((
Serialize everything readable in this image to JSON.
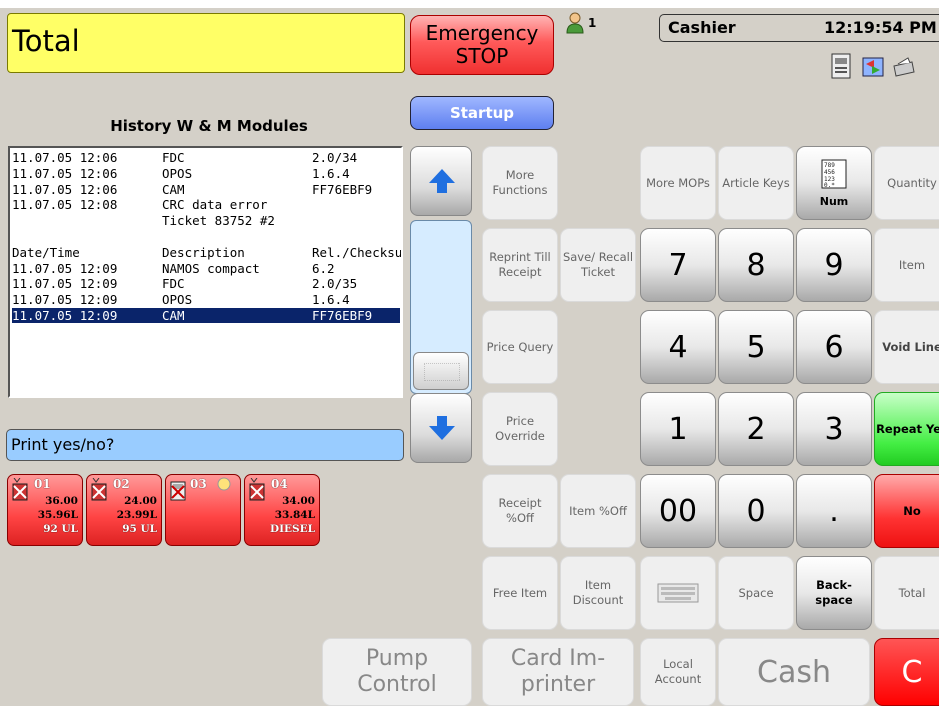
{
  "total": {
    "label": "Total"
  },
  "emergency": {
    "line1": "Emergency",
    "line2": "STOP"
  },
  "users": {
    "count": "1"
  },
  "header": {
    "role": "Cashier",
    "time": "12:19:54 PM"
  },
  "startup": {
    "label": "Startup"
  },
  "history": {
    "title": "History W & M Modules",
    "lines": [
      {
        "date": "11.07.05 12:06",
        "desc": "FDC",
        "rel": "2.0/34"
      },
      {
        "date": "11.07.05 12:06",
        "desc": "OPOS",
        "rel": "1.6.4"
      },
      {
        "date": "11.07.05 12:06",
        "desc": "CAM",
        "rel": "FF76EBF9"
      },
      {
        "date": "11.07.05 12:08",
        "desc": "CRC data error",
        "rel": ""
      },
      {
        "date": "",
        "desc": "Ticket 83752 #2",
        "rel": ""
      },
      {
        "date": "",
        "desc": "",
        "rel": ""
      },
      {
        "date": "Date/Time",
        "desc": "Description",
        "rel": "Rel./Checksum"
      },
      {
        "date": "11.07.05 12:09",
        "desc": "NAMOS compact",
        "rel": "6.2"
      },
      {
        "date": "11.07.05 12:09",
        "desc": "FDC",
        "rel": "2.0/35"
      },
      {
        "date": "11.07.05 12:09",
        "desc": "OPOS",
        "rel": "1.6.4"
      },
      {
        "date": "11.07.05 12:09",
        "desc": "CAM",
        "rel": "FF76EBF9"
      }
    ]
  },
  "prompt": {
    "text": "Print yes/no?"
  },
  "pumps": [
    {
      "num": "01",
      "amount": "36.00",
      "volume": "35.96L",
      "grade": "92 UL"
    },
    {
      "num": "02",
      "amount": "24.00",
      "volume": "23.99L",
      "grade": "95 UL"
    },
    {
      "num": "03",
      "amount": "",
      "volume": "",
      "grade": ""
    },
    {
      "num": "04",
      "amount": "34.00",
      "volume": "33.84L",
      "grade": "DIESEL"
    }
  ],
  "buttons": {
    "more_functions": "More Functions",
    "reprint": "Reprint Till Receipt",
    "save_recall": "Save/ Recall Ticket",
    "price_query": "Price Query",
    "price_override": "Price Override",
    "receipt_off": "Receipt %Off",
    "item_off": "Item %Off",
    "free_item": "Free Item",
    "item_discount": "Item Discount",
    "more_mops": "More MOPs",
    "article_keys": "Article Keys",
    "num_label": "Num",
    "quantity": "Quantity",
    "item": "Item",
    "void_line": "Void Line",
    "repeat_yes": "Repeat Yes",
    "no": "No",
    "total": "Total",
    "space": "Space",
    "backspace": "Back- space",
    "pump_control": "Pump Control",
    "card_imprinter": "Card Im- printer",
    "local_account": "Local Account",
    "cash": "Cash",
    "c": "C"
  },
  "numpad": {
    "k7": "7",
    "k8": "8",
    "k9": "9",
    "k4": "4",
    "k5": "5",
    "k6": "6",
    "k1": "1",
    "k2": "2",
    "k3": "3",
    "k00": "00",
    "k0": "0",
    "kdot": "."
  },
  "colors": {
    "total_bg": "#ffff66",
    "prompt_bg": "#99ccff",
    "startup_bg": "#5e7ff0",
    "emergency_bg": "#f03030",
    "repeat_bg": "#44ee44",
    "no_bg": "#ff3333",
    "selection_bg": "#0a246a"
  }
}
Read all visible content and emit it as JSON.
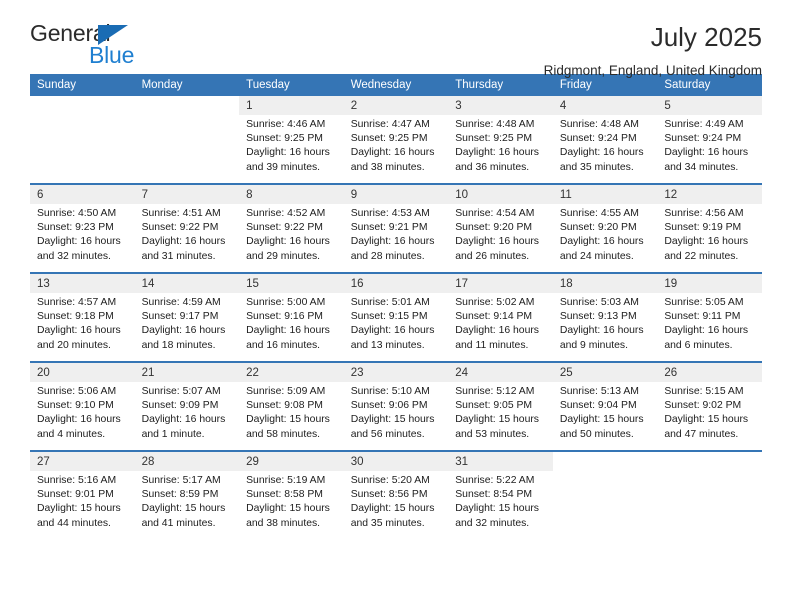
{
  "brand": {
    "name_part1": "General",
    "name_part2": "Blue",
    "triangle_icon": "triangle-icon"
  },
  "header": {
    "title": "July 2025",
    "location": "Ridgmont, England, United Kingdom"
  },
  "colors": {
    "header_blue": "#3575b5",
    "brand_blue": "#1f7fd0",
    "daynum_band": "#efefef",
    "text": "#222222"
  },
  "weekday_headers": [
    "Sunday",
    "Monday",
    "Tuesday",
    "Wednesday",
    "Thursday",
    "Friday",
    "Saturday"
  ],
  "labels": {
    "sunrise": "Sunrise:",
    "sunset": "Sunset:",
    "daylight": "Daylight:"
  },
  "weeks": [
    {
      "days": [
        {
          "num": "",
          "empty": true,
          "sunrise": "",
          "sunset": "",
          "daylight": ""
        },
        {
          "num": "",
          "empty": true,
          "sunrise": "",
          "sunset": "",
          "daylight": ""
        },
        {
          "num": "1",
          "empty": false,
          "sunrise": "Sunrise: 4:46 AM",
          "sunset": "Sunset: 9:25 PM",
          "daylight": "Daylight: 16 hours and 39 minutes."
        },
        {
          "num": "2",
          "empty": false,
          "sunrise": "Sunrise: 4:47 AM",
          "sunset": "Sunset: 9:25 PM",
          "daylight": "Daylight: 16 hours and 38 minutes."
        },
        {
          "num": "3",
          "empty": false,
          "sunrise": "Sunrise: 4:48 AM",
          "sunset": "Sunset: 9:25 PM",
          "daylight": "Daylight: 16 hours and 36 minutes."
        },
        {
          "num": "4",
          "empty": false,
          "sunrise": "Sunrise: 4:48 AM",
          "sunset": "Sunset: 9:24 PM",
          "daylight": "Daylight: 16 hours and 35 minutes."
        },
        {
          "num": "5",
          "empty": false,
          "sunrise": "Sunrise: 4:49 AM",
          "sunset": "Sunset: 9:24 PM",
          "daylight": "Daylight: 16 hours and 34 minutes."
        }
      ]
    },
    {
      "days": [
        {
          "num": "6",
          "empty": false,
          "sunrise": "Sunrise: 4:50 AM",
          "sunset": "Sunset: 9:23 PM",
          "daylight": "Daylight: 16 hours and 32 minutes."
        },
        {
          "num": "7",
          "empty": false,
          "sunrise": "Sunrise: 4:51 AM",
          "sunset": "Sunset: 9:22 PM",
          "daylight": "Daylight: 16 hours and 31 minutes."
        },
        {
          "num": "8",
          "empty": false,
          "sunrise": "Sunrise: 4:52 AM",
          "sunset": "Sunset: 9:22 PM",
          "daylight": "Daylight: 16 hours and 29 minutes."
        },
        {
          "num": "9",
          "empty": false,
          "sunrise": "Sunrise: 4:53 AM",
          "sunset": "Sunset: 9:21 PM",
          "daylight": "Daylight: 16 hours and 28 minutes."
        },
        {
          "num": "10",
          "empty": false,
          "sunrise": "Sunrise: 4:54 AM",
          "sunset": "Sunset: 9:20 PM",
          "daylight": "Daylight: 16 hours and 26 minutes."
        },
        {
          "num": "11",
          "empty": false,
          "sunrise": "Sunrise: 4:55 AM",
          "sunset": "Sunset: 9:20 PM",
          "daylight": "Daylight: 16 hours and 24 minutes."
        },
        {
          "num": "12",
          "empty": false,
          "sunrise": "Sunrise: 4:56 AM",
          "sunset": "Sunset: 9:19 PM",
          "daylight": "Daylight: 16 hours and 22 minutes."
        }
      ]
    },
    {
      "days": [
        {
          "num": "13",
          "empty": false,
          "sunrise": "Sunrise: 4:57 AM",
          "sunset": "Sunset: 9:18 PM",
          "daylight": "Daylight: 16 hours and 20 minutes."
        },
        {
          "num": "14",
          "empty": false,
          "sunrise": "Sunrise: 4:59 AM",
          "sunset": "Sunset: 9:17 PM",
          "daylight": "Daylight: 16 hours and 18 minutes."
        },
        {
          "num": "15",
          "empty": false,
          "sunrise": "Sunrise: 5:00 AM",
          "sunset": "Sunset: 9:16 PM",
          "daylight": "Daylight: 16 hours and 16 minutes."
        },
        {
          "num": "16",
          "empty": false,
          "sunrise": "Sunrise: 5:01 AM",
          "sunset": "Sunset: 9:15 PM",
          "daylight": "Daylight: 16 hours and 13 minutes."
        },
        {
          "num": "17",
          "empty": false,
          "sunrise": "Sunrise: 5:02 AM",
          "sunset": "Sunset: 9:14 PM",
          "daylight": "Daylight: 16 hours and 11 minutes."
        },
        {
          "num": "18",
          "empty": false,
          "sunrise": "Sunrise: 5:03 AM",
          "sunset": "Sunset: 9:13 PM",
          "daylight": "Daylight: 16 hours and 9 minutes."
        },
        {
          "num": "19",
          "empty": false,
          "sunrise": "Sunrise: 5:05 AM",
          "sunset": "Sunset: 9:11 PM",
          "daylight": "Daylight: 16 hours and 6 minutes."
        }
      ]
    },
    {
      "days": [
        {
          "num": "20",
          "empty": false,
          "sunrise": "Sunrise: 5:06 AM",
          "sunset": "Sunset: 9:10 PM",
          "daylight": "Daylight: 16 hours and 4 minutes."
        },
        {
          "num": "21",
          "empty": false,
          "sunrise": "Sunrise: 5:07 AM",
          "sunset": "Sunset: 9:09 PM",
          "daylight": "Daylight: 16 hours and 1 minute."
        },
        {
          "num": "22",
          "empty": false,
          "sunrise": "Sunrise: 5:09 AM",
          "sunset": "Sunset: 9:08 PM",
          "daylight": "Daylight: 15 hours and 58 minutes."
        },
        {
          "num": "23",
          "empty": false,
          "sunrise": "Sunrise: 5:10 AM",
          "sunset": "Sunset: 9:06 PM",
          "daylight": "Daylight: 15 hours and 56 minutes."
        },
        {
          "num": "24",
          "empty": false,
          "sunrise": "Sunrise: 5:12 AM",
          "sunset": "Sunset: 9:05 PM",
          "daylight": "Daylight: 15 hours and 53 minutes."
        },
        {
          "num": "25",
          "empty": false,
          "sunrise": "Sunrise: 5:13 AM",
          "sunset": "Sunset: 9:04 PM",
          "daylight": "Daylight: 15 hours and 50 minutes."
        },
        {
          "num": "26",
          "empty": false,
          "sunrise": "Sunrise: 5:15 AM",
          "sunset": "Sunset: 9:02 PM",
          "daylight": "Daylight: 15 hours and 47 minutes."
        }
      ]
    },
    {
      "days": [
        {
          "num": "27",
          "empty": false,
          "sunrise": "Sunrise: 5:16 AM",
          "sunset": "Sunset: 9:01 PM",
          "daylight": "Daylight: 15 hours and 44 minutes."
        },
        {
          "num": "28",
          "empty": false,
          "sunrise": "Sunrise: 5:17 AM",
          "sunset": "Sunset: 8:59 PM",
          "daylight": "Daylight: 15 hours and 41 minutes."
        },
        {
          "num": "29",
          "empty": false,
          "sunrise": "Sunrise: 5:19 AM",
          "sunset": "Sunset: 8:58 PM",
          "daylight": "Daylight: 15 hours and 38 minutes."
        },
        {
          "num": "30",
          "empty": false,
          "sunrise": "Sunrise: 5:20 AM",
          "sunset": "Sunset: 8:56 PM",
          "daylight": "Daylight: 15 hours and 35 minutes."
        },
        {
          "num": "31",
          "empty": false,
          "sunrise": "Sunrise: 5:22 AM",
          "sunset": "Sunset: 8:54 PM",
          "daylight": "Daylight: 15 hours and 32 minutes."
        },
        {
          "num": "",
          "empty": true,
          "sunrise": "",
          "sunset": "",
          "daylight": ""
        },
        {
          "num": "",
          "empty": true,
          "sunrise": "",
          "sunset": "",
          "daylight": ""
        }
      ]
    }
  ]
}
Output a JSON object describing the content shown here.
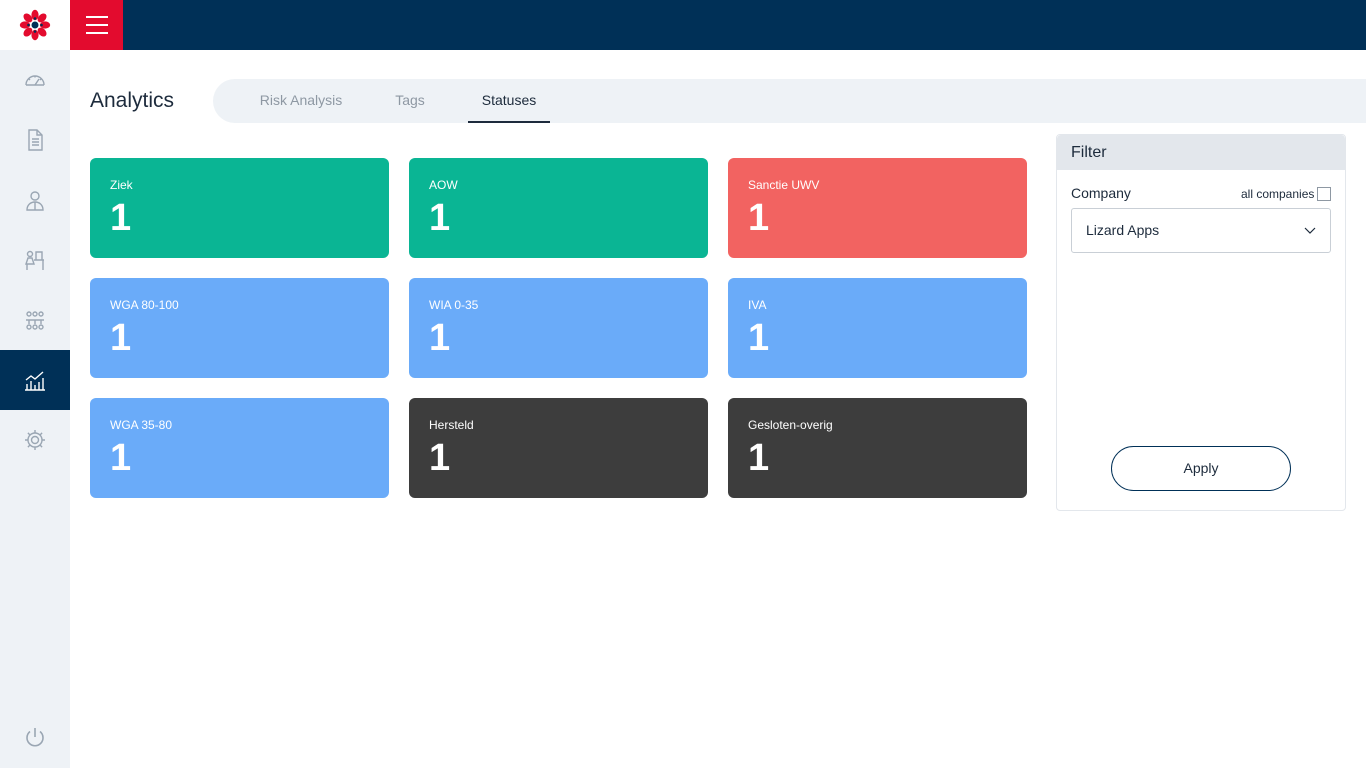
{
  "colors": {
    "navy": "#003057",
    "red": "#e30b2e",
    "green": "#0ab594",
    "salmon": "#f26361",
    "blue": "#6aabf9",
    "dark": "#3d3d3d",
    "sidebar": "#eef2f6"
  },
  "sidebar": {
    "items": [
      {
        "icon": "speedometer-icon"
      },
      {
        "icon": "document-icon"
      },
      {
        "icon": "person-icon"
      },
      {
        "icon": "workstation-icon"
      },
      {
        "icon": "team-icon"
      },
      {
        "icon": "analytics-chart-icon",
        "active": true
      },
      {
        "icon": "gear-icon"
      }
    ],
    "logout_icon": "power-icon"
  },
  "page": {
    "title": "Analytics"
  },
  "tabs": [
    {
      "label": "Risk Analysis"
    },
    {
      "label": "Tags"
    },
    {
      "label": "Statuses",
      "active": true
    }
  ],
  "cards": [
    {
      "label": "Ziek",
      "value": "1",
      "color": "green"
    },
    {
      "label": "AOW",
      "value": "1",
      "color": "green"
    },
    {
      "label": "Sanctie UWV",
      "value": "1",
      "color": "salmon"
    },
    {
      "label": "WGA 80-100",
      "value": "1",
      "color": "blue"
    },
    {
      "label": "WIA 0-35",
      "value": "1",
      "color": "blue"
    },
    {
      "label": "IVA",
      "value": "1",
      "color": "blue"
    },
    {
      "label": "WGA 35-80",
      "value": "1",
      "color": "blue"
    },
    {
      "label": "Hersteld",
      "value": "1",
      "color": "dark"
    },
    {
      "label": "Gesloten-overig",
      "value": "1",
      "color": "dark"
    }
  ],
  "filter": {
    "title": "Filter",
    "company_label": "Company",
    "all_companies_label": "all companies",
    "all_companies_checked": false,
    "company_value": "Lizard Apps",
    "apply_label": "Apply"
  }
}
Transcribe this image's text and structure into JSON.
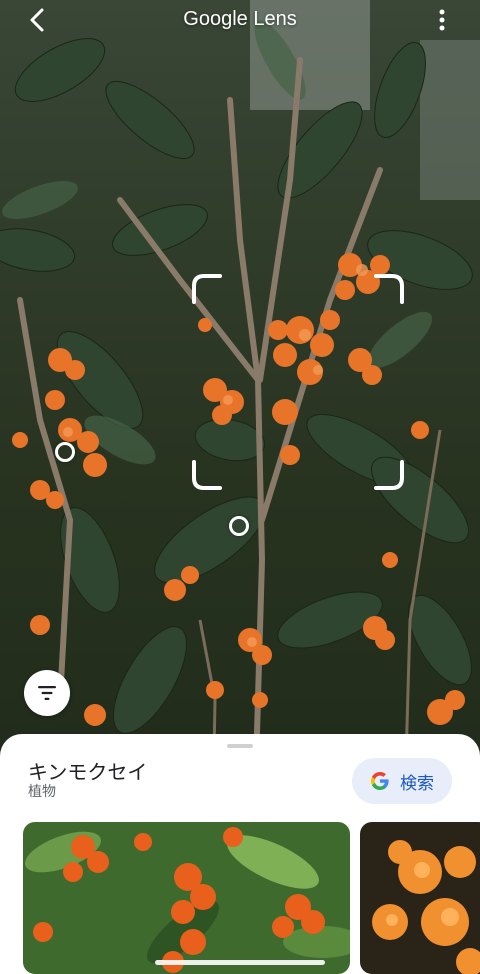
{
  "app": {
    "title": "Google Lens"
  },
  "icons": {
    "back": "back-arrow-icon",
    "menu": "more-vert-icon",
    "filter": "filter-icon",
    "google": "google-g-icon"
  },
  "result": {
    "name": "キンモクセイ",
    "category": "植物",
    "search_label": "検索"
  },
  "colors": {
    "accent": "#1a56c4",
    "search_pill": "#e8eef9",
    "flower_orange": "#e8742a",
    "foliage": "#2e3d2c"
  }
}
))
Using the records above, find and show each line with the string "amount".

      "amount": "36.00",
      "amount": "24.00",
      "amount": "",
      "amount": "34.00",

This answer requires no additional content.